What needs to be done | Please repeat all of the listing exactly.

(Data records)
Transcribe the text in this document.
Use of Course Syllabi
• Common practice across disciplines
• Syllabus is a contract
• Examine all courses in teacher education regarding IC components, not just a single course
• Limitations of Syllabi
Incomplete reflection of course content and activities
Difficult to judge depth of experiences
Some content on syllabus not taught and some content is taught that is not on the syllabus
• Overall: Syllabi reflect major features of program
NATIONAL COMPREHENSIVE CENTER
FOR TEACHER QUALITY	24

Answer to this task |
Transcribe the text in this document.
Use of Course Syllabi
• Common practice across disciplines
• Syllabus is a contract
• Examine all courses in teacher education regarding IC components, not just a single course
• Limitations of Syllabi
Incomplete reflection of course content and activities
Difficult to judge depth of experiences
Some content on syllabus not taught and some content is taught that is not on the syllabus
• Overall: Syllabi reflect major features of program
NATIONAL COMPREHENSIVE CENTER
FOR TEACHER QUALITY	24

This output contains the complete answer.